» REQUIRED WORK
Reproduce all the lines below exactly and omit the images.
**** SUPPLIED MATERIAL ****
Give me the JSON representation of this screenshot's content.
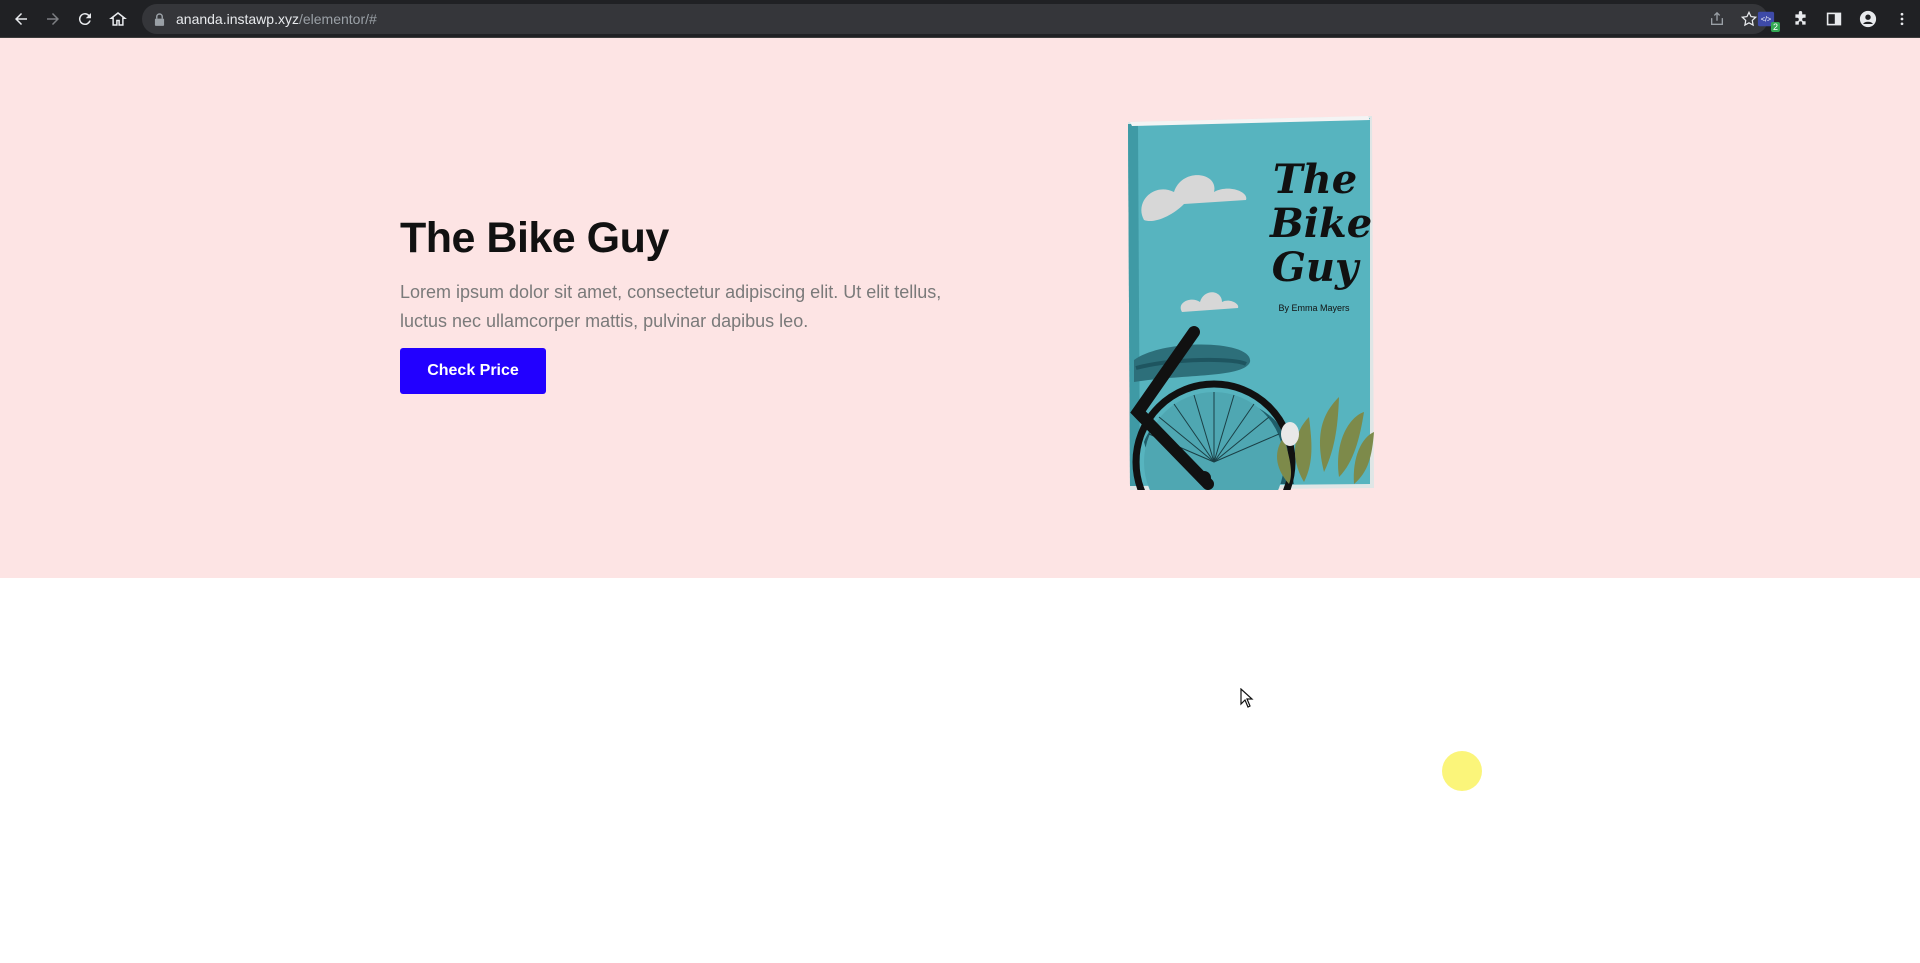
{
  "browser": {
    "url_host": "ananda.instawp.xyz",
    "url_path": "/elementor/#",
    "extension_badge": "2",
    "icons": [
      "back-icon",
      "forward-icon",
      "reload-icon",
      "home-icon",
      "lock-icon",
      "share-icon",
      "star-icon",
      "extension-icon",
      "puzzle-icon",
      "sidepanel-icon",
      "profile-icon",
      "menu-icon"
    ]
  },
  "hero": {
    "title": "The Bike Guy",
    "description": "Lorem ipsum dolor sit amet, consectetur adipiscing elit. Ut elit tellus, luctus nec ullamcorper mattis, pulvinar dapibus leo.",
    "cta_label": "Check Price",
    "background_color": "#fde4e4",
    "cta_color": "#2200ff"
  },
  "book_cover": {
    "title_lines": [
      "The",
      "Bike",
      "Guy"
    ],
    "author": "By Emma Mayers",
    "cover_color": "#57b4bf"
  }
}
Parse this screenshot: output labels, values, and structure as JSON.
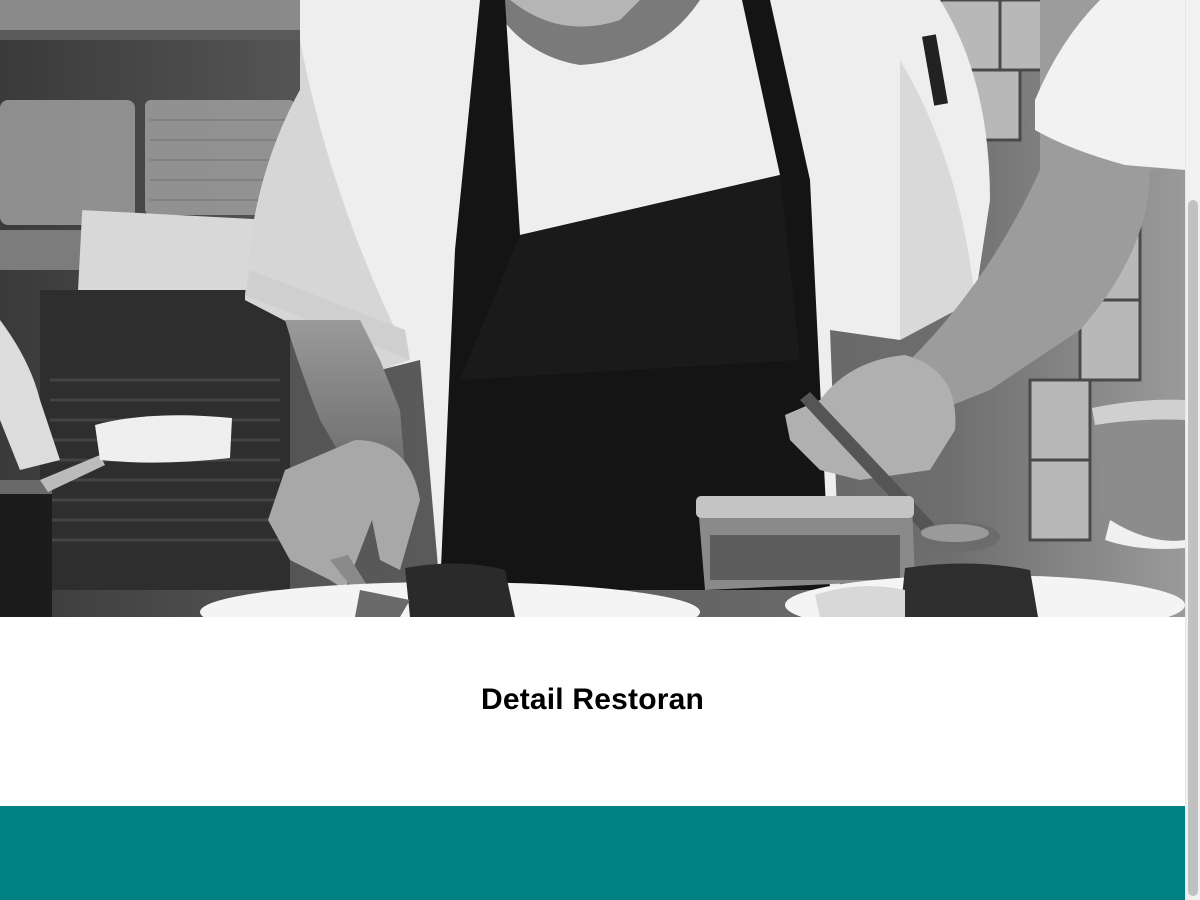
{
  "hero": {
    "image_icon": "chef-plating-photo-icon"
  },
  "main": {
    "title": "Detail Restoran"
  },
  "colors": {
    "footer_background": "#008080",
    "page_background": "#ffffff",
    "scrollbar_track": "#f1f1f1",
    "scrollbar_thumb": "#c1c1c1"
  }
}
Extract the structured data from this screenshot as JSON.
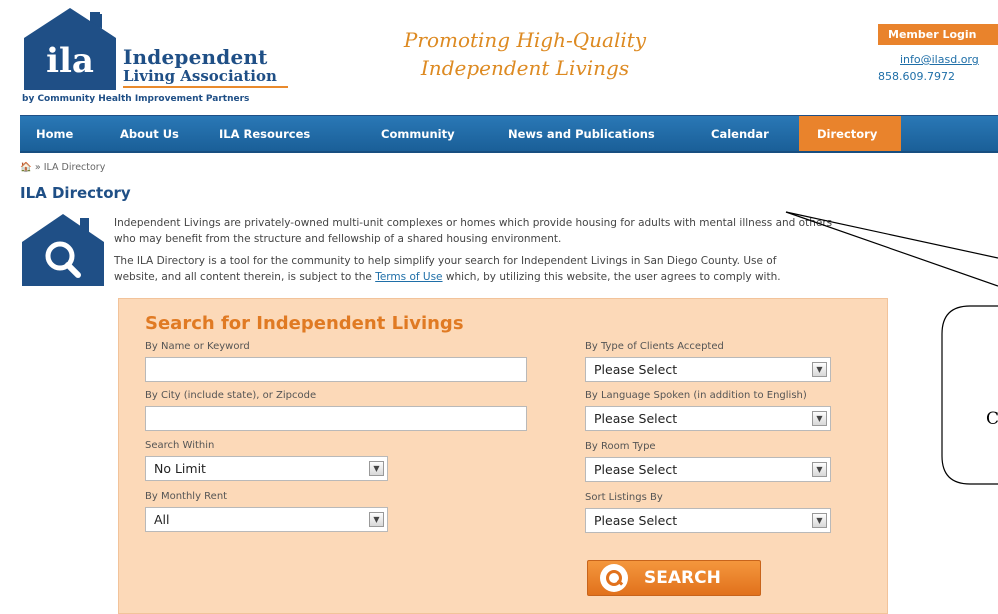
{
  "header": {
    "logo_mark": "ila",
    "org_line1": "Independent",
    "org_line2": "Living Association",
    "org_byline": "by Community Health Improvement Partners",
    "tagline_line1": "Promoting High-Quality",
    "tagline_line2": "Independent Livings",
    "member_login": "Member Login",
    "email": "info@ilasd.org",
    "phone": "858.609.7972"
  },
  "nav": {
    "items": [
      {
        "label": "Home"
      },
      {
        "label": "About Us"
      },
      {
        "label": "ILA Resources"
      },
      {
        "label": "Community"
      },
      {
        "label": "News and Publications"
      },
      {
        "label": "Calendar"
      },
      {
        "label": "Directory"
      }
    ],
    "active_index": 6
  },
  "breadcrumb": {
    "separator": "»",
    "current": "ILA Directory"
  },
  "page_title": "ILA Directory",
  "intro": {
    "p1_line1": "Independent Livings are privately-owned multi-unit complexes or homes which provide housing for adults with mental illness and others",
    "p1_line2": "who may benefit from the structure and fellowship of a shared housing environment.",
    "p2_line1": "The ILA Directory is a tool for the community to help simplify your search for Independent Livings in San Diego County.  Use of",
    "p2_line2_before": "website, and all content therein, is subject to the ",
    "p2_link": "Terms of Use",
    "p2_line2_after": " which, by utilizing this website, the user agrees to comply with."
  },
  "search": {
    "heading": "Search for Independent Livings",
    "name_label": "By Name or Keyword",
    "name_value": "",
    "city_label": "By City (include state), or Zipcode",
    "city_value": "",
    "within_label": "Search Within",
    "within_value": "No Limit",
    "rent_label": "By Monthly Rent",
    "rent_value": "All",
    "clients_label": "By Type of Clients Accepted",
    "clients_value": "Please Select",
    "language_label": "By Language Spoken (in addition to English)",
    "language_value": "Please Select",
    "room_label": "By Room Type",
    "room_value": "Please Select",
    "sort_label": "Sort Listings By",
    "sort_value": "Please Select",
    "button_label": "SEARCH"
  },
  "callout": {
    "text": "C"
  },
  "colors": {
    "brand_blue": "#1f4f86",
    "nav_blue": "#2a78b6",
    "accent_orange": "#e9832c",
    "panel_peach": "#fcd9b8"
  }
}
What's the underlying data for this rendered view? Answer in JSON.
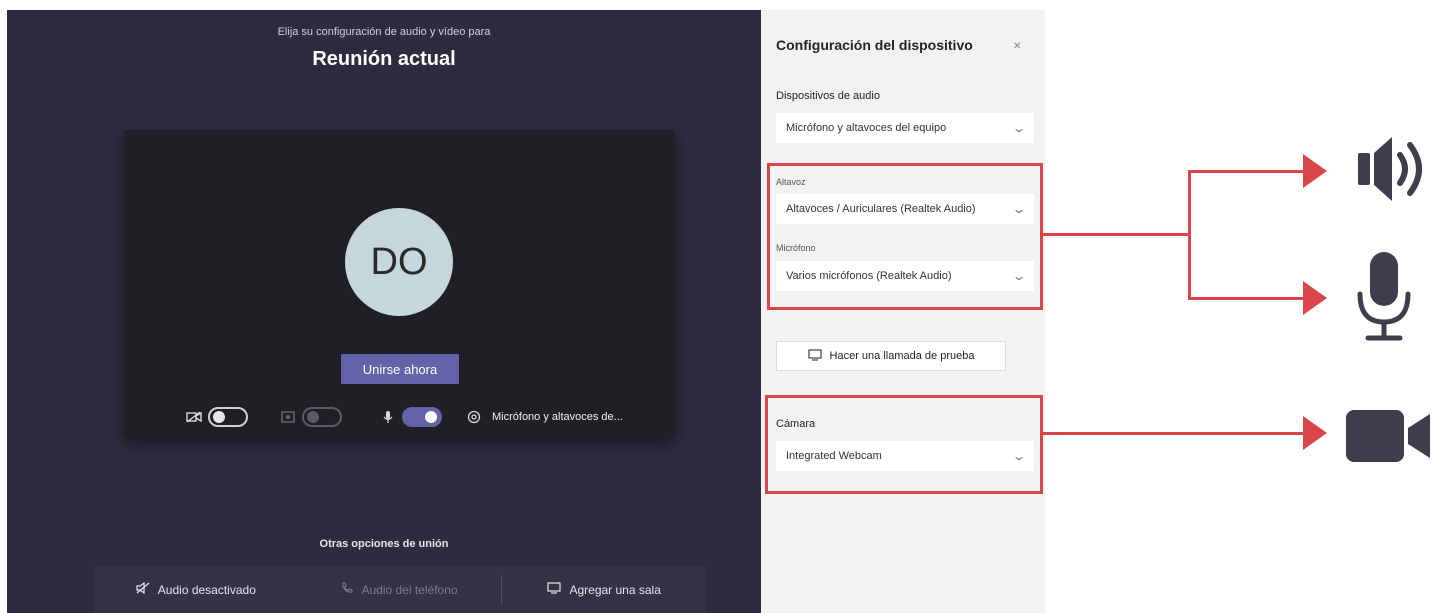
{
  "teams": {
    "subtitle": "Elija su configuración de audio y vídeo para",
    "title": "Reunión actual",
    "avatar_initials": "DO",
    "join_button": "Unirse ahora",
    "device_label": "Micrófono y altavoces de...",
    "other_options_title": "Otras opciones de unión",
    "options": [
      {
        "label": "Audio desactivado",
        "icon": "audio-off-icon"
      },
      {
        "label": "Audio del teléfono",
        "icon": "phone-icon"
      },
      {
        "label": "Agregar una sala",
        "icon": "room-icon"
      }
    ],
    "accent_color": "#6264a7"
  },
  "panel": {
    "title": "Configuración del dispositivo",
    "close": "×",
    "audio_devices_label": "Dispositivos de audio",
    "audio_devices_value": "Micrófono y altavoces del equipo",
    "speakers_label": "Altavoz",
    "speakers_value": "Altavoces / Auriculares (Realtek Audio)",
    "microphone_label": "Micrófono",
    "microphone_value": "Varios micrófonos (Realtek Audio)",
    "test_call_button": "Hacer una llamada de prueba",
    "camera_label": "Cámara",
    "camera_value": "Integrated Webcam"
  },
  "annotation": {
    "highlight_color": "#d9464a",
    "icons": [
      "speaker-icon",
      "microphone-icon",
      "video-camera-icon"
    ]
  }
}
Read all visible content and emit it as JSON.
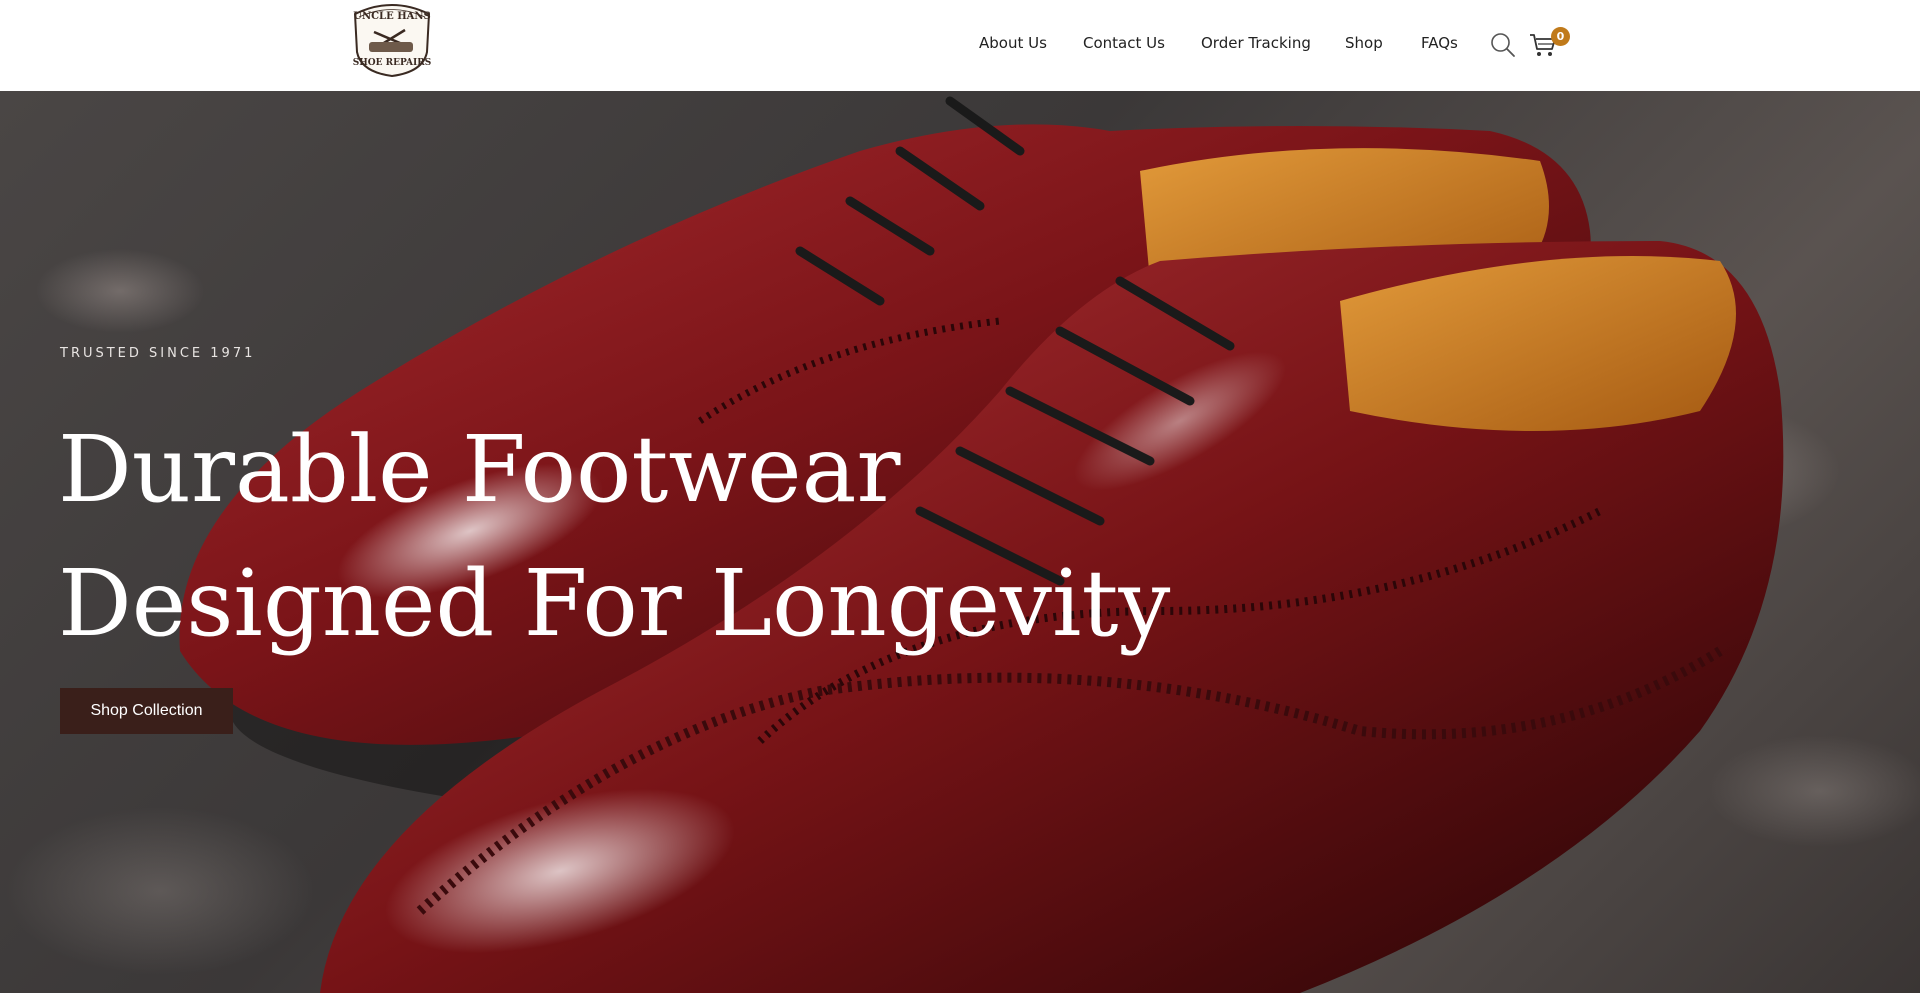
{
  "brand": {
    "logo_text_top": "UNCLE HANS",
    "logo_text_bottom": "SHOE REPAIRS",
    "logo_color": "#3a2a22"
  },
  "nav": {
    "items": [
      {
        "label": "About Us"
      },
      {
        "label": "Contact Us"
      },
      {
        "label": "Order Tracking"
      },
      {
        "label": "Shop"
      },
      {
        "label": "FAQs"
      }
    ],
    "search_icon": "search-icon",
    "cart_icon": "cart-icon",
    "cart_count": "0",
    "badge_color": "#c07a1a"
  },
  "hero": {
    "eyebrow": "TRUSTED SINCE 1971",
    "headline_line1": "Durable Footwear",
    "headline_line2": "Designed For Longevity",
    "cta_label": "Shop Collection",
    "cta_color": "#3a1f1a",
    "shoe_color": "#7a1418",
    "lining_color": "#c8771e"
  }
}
****
» SOLUTION TO THE PROBLEM
Give me the JSON representation of this screenshot's content.
{
  "browser": {
    "url_host": "ananda.instawp.xyz",
    "url_path": "/elementor/#",
    "extension_badge": "2",
    "icons": [
      "back-icon",
      "forward-icon",
      "reload-icon",
      "home-icon",
      "lock-icon",
      "share-icon",
      "star-icon",
      "extension-icon",
      "puzzle-icon",
      "sidepanel-icon",
      "profile-icon",
      "menu-icon"
    ]
  },
  "hero": {
    "title": "The Bike Guy",
    "description": "Lorem ipsum dolor sit amet, consectetur adipiscing elit. Ut elit tellus, luctus nec ullamcorper mattis, pulvinar dapibus leo.",
    "cta_label": "Check Price",
    "background_color": "#fde4e4",
    "cta_color": "#2200ff"
  },
  "book_cover": {
    "title_lines": [
      "The",
      "Bike",
      "Guy"
    ],
    "author": "By Emma Mayers",
    "cover_color": "#57b4bf"
  }
}
Parse this screenshot: output labels, values, and structure as JSON.
{
  "hero": {
    "image_icon": "chef-plating-photo-icon"
  },
  "main": {
    "title": "Detail Restoran"
  },
  "colors": {
    "footer_background": "#008080",
    "page_background": "#ffffff",
    "scrollbar_track": "#f1f1f1",
    "scrollbar_thumb": "#c1c1c1"
  }
}
Extract the structured data from this screenshot as JSON.
{
  "header": {
    "logo_mark": "ila",
    "org_line1": "Independent",
    "org_line2": "Living Association",
    "org_byline": "by Community Health Improvement Partners",
    "tagline_line1": "Promoting High-Quality",
    "tagline_line2": "Independent Livings",
    "member_login": "Member Login",
    "email": "info@ilasd.org",
    "phone": "858.609.7972"
  },
  "nav": {
    "items": [
      {
        "label": "Home"
      },
      {
        "label": "About Us"
      },
      {
        "label": "ILA Resources"
      },
      {
        "label": "Community"
      },
      {
        "label": "News and Publications"
      },
      {
        "label": "Calendar"
      },
      {
        "label": "Directory"
      }
    ],
    "active_index": 6
  },
  "breadcrumb": {
    "separator": "»",
    "current": "ILA Directory"
  },
  "page_title": "ILA Directory",
  "intro": {
    "p1_line1": "Independent Livings are privately-owned multi-unit complexes or homes which provide housing for adults with mental illness and others",
    "p1_line2": "who may benefit from the structure and fellowship of a shared housing environment.",
    "p2_line1": "The ILA Directory is a tool for the community to help simplify your search for Independent Livings in San Diego County.  Use of",
    "p2_line2_before": "website, and all content therein, is subject to the ",
    "p2_link": "Terms of Use",
    "p2_line2_after": " which, by utilizing this website, the user agrees to comply with."
  },
  "search": {
    "heading": "Search for Independent Livings",
    "name_label": "By Name or Keyword",
    "name_value": "",
    "city_label": "By City (include state), or Zipcode",
    "city_value": "",
    "within_label": "Search Within",
    "within_value": "No Limit",
    "rent_label": "By Monthly Rent",
    "rent_value": "All",
    "clients_label": "By Type of Clients Accepted",
    "clients_value": "Please Select",
    "language_label": "By Language Spoken (in addition to English)",
    "language_value": "Please Select",
    "room_label": "By Room Type",
    "room_value": "Please Select",
    "sort_label": "Sort Listings By",
    "sort_value": "Please Select",
    "button_label": "SEARCH"
  },
  "callout": {
    "text": "C"
  },
  "colors": {
    "brand_blue": "#1f4f86",
    "nav_blue": "#2a78b6",
    "accent_orange": "#e9832c",
    "panel_peach": "#fcd9b8"
  }
}
What's the underlying data for this rendered view? Answer in JSON.
{
  "teams": {
    "subtitle": "Elija su configuración de audio y vídeo para",
    "title": "Reunión actual",
    "avatar_initials": "DO",
    "join_button": "Unirse ahora",
    "device_label": "Micrófono y altavoces de...",
    "other_options_title": "Otras opciones de unión",
    "options": [
      {
        "label": "Audio desactivado",
        "icon": "audio-off-icon"
      },
      {
        "label": "Audio del teléfono",
        "icon": "phone-icon"
      },
      {
        "label": "Agregar una sala",
        "icon": "room-icon"
      }
    ],
    "accent_color": "#6264a7"
  },
  "panel": {
    "title": "Configuración del dispositivo",
    "close": "×",
    "audio_devices_label": "Dispositivos de audio",
    "audio_devices_value": "Micrófono y altavoces del equipo",
    "speakers_label": "Altavoz",
    "speakers_value": "Altavoces / Auriculares (Realtek Audio)",
    "microphone_label": "Micrófono",
    "microphone_value": "Varios micrófonos (Realtek Audio)",
    "test_call_button": "Hacer una llamada de prueba",
    "camera_label": "Cámara",
    "camera_value": "Integrated Webcam"
  },
  "annotation": {
    "highlight_color": "#d9464a",
    "icons": [
      "speaker-icon",
      "microphone-icon",
      "video-camera-icon"
    ]
  }
}
Read all visible content and emit it as JSON.
{
  "brand": {
    "logo_text_top": "UNCLE HANS",
    "logo_text_bottom": "SHOE REPAIRS",
    "logo_color": "#3a2a22"
  },
  "nav": {
    "items": [
      {
        "label": "About Us"
      },
      {
        "label": "Contact Us"
      },
      {
        "label": "Order Tracking"
      },
      {
        "label": "Shop"
      },
      {
        "label": "FAQs"
      }
    ],
    "search_icon": "search-icon",
    "cart_icon": "cart-icon",
    "cart_count": "0",
    "badge_color": "#c07a1a"
  },
  "hero": {
    "eyebrow": "TRUSTED SINCE 1971",
    "headline_line1": "Durable Footwear",
    "headline_line2": "Designed For Longevity",
    "cta_label": "Shop Collection",
    "cta_color": "#3a1f1a",
    "shoe_color": "#7a1418",
    "lining_color": "#c8771e"
  }
}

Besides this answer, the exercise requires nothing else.